(PROBLEM DETAILS): Find the lines containing the word "title" and copy every one of them.

** BEGIN MATERIALS PROVIDED **

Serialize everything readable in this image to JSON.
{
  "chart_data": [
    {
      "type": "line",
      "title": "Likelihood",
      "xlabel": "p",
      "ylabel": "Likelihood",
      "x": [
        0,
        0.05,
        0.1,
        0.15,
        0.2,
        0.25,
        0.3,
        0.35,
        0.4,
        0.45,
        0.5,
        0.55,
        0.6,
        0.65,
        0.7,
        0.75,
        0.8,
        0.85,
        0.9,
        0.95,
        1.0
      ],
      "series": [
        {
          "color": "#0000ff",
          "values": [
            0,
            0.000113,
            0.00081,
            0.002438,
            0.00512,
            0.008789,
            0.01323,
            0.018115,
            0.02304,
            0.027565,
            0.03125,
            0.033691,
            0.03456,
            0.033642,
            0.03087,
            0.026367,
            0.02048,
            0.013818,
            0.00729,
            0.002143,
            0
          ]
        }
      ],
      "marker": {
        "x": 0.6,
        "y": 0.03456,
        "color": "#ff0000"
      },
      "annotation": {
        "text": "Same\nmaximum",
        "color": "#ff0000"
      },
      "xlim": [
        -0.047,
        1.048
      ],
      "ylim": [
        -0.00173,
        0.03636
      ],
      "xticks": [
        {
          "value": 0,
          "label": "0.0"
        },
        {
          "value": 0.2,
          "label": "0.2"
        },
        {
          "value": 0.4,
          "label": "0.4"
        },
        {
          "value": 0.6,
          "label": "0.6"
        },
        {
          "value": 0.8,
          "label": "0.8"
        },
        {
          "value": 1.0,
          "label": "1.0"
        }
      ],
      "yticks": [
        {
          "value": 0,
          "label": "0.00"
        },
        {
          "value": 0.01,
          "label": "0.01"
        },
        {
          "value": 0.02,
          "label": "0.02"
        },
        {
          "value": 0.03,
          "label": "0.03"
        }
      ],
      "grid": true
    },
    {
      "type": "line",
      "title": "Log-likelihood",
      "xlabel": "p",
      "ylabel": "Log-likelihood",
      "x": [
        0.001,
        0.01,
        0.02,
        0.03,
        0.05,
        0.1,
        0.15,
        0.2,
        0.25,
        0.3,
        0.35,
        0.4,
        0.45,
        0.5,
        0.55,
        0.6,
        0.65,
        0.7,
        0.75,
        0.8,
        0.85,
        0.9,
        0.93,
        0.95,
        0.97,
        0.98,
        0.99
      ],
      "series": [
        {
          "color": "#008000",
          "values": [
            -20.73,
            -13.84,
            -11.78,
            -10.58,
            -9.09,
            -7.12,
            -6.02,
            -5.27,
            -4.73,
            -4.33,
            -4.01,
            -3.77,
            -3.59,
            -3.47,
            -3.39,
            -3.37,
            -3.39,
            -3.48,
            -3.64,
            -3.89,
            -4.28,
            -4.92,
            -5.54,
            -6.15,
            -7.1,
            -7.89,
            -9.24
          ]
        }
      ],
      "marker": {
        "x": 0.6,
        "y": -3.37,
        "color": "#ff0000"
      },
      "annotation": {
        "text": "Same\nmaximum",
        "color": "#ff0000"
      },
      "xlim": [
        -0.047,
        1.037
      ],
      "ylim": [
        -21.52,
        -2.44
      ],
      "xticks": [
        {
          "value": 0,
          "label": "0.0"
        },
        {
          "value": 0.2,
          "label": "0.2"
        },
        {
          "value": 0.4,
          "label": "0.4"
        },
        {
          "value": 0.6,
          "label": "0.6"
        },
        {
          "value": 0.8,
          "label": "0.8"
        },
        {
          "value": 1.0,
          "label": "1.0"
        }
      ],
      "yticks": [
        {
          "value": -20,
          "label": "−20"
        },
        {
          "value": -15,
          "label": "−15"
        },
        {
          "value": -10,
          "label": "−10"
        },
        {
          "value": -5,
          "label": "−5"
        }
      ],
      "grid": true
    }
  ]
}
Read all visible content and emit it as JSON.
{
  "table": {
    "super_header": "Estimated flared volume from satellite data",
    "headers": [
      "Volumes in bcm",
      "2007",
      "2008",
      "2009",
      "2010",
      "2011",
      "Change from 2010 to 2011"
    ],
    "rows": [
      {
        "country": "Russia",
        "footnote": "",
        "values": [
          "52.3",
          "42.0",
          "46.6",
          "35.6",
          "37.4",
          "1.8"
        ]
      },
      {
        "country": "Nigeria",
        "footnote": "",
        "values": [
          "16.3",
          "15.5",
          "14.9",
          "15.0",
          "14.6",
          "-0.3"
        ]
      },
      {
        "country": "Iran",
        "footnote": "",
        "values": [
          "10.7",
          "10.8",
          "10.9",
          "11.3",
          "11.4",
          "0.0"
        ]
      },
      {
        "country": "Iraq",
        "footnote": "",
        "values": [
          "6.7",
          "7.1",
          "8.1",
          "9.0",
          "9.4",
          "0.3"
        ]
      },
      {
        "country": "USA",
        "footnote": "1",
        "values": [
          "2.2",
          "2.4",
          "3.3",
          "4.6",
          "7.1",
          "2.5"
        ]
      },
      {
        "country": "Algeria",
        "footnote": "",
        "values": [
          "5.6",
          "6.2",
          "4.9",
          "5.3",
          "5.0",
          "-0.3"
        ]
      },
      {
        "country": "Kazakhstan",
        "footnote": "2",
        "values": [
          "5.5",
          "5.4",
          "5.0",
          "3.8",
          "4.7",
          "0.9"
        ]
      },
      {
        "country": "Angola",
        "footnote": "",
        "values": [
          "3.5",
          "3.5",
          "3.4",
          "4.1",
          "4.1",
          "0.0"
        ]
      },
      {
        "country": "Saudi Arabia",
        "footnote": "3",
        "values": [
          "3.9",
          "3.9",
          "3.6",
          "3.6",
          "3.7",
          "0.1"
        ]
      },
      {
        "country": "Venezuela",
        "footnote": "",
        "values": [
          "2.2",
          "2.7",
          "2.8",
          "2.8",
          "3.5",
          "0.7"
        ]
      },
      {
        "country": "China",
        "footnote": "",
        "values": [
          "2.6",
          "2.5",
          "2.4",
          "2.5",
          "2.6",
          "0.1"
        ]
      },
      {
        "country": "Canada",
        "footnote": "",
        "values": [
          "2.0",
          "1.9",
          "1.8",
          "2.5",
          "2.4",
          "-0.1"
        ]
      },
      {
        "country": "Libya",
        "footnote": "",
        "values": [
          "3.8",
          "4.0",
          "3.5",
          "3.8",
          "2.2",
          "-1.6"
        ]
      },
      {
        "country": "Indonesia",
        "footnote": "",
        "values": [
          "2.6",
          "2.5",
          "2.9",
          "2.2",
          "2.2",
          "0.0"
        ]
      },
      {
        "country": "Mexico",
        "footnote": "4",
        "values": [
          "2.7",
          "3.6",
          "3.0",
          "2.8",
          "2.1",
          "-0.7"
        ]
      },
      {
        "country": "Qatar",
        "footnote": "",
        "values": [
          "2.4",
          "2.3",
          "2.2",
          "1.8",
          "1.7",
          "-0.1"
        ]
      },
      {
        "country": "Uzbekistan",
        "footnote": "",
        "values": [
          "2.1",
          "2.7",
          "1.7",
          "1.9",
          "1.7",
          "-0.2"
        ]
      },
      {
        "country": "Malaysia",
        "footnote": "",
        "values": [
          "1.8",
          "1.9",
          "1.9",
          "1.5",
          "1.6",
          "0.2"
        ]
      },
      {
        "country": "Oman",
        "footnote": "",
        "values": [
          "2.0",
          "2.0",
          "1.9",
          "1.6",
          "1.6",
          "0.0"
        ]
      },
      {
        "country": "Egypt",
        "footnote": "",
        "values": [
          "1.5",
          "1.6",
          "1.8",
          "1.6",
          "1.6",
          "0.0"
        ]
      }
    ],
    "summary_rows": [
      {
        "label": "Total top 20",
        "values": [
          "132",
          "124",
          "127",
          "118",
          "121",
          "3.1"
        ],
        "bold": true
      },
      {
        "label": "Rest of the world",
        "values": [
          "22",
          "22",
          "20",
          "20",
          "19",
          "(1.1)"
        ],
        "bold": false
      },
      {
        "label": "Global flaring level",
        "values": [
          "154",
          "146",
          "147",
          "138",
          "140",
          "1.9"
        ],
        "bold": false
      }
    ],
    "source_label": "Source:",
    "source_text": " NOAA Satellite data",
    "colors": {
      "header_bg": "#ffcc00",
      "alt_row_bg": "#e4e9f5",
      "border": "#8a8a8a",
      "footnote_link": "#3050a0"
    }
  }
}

** END MATERIALS PROVIDED **

(RESPONSE TO THIS TASK):
      "title": "Likelihood",
      "title": "Log-likelihood",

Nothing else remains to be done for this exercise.